* Objective *
Review the listing and copy each line that holds the word "Microphone".

● ● ●

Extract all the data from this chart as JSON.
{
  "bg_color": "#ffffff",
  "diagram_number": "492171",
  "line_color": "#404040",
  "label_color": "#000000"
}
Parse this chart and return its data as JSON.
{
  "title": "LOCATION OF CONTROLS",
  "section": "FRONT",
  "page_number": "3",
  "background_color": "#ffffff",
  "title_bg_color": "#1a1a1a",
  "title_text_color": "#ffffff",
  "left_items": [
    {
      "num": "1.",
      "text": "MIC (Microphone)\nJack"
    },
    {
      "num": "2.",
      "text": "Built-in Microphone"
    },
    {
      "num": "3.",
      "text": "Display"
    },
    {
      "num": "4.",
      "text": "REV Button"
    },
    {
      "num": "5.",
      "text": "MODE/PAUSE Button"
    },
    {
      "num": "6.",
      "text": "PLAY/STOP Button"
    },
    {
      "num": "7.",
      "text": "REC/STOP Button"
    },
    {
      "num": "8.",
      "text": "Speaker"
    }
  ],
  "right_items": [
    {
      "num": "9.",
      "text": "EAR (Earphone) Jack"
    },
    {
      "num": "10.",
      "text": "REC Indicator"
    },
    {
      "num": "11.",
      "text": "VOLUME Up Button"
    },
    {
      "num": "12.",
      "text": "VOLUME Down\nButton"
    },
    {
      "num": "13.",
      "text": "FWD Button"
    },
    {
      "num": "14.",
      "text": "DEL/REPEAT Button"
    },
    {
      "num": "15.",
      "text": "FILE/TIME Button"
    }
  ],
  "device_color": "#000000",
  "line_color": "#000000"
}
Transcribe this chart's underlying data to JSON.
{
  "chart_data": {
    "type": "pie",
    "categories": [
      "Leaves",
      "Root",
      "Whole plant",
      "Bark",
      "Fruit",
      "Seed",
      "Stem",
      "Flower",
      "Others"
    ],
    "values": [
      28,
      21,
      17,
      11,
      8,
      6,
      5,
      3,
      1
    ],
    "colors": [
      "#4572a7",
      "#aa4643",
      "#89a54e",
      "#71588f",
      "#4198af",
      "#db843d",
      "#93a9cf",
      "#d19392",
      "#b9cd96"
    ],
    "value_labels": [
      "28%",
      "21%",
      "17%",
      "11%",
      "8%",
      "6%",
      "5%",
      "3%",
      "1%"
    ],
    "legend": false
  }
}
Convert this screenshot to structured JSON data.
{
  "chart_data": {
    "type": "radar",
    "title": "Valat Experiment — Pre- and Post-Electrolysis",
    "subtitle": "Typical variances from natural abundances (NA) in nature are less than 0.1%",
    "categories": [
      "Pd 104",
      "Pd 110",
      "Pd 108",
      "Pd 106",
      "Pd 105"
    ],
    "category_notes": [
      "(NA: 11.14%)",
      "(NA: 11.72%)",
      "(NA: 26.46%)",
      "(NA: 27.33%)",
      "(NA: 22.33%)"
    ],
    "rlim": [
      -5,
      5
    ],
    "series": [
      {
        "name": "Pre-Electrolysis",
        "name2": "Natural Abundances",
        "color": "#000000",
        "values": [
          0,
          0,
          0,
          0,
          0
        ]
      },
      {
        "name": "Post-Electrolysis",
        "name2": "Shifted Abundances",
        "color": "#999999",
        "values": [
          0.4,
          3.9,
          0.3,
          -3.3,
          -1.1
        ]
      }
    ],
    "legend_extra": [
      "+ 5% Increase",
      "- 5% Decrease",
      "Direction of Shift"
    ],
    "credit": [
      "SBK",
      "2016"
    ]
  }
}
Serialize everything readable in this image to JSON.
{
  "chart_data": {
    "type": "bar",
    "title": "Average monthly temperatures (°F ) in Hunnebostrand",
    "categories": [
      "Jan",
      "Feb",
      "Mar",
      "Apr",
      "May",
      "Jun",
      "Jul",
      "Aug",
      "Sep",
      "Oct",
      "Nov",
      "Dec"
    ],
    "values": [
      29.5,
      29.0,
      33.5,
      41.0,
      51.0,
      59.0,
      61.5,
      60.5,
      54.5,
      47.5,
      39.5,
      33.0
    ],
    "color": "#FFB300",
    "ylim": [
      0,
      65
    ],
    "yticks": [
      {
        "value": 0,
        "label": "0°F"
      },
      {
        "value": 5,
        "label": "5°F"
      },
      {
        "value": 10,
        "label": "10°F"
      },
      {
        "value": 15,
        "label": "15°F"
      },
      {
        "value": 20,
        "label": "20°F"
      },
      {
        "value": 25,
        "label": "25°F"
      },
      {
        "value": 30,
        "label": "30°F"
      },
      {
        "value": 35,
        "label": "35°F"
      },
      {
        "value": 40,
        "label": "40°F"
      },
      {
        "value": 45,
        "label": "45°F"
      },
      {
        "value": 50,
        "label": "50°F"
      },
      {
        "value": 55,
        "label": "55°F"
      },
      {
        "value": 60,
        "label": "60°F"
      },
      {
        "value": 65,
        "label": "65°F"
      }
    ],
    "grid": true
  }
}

● ● ●

* Solved problem *
      "text": "MIC (Microphone)\nJack"
      "text": "Built-in Microphone"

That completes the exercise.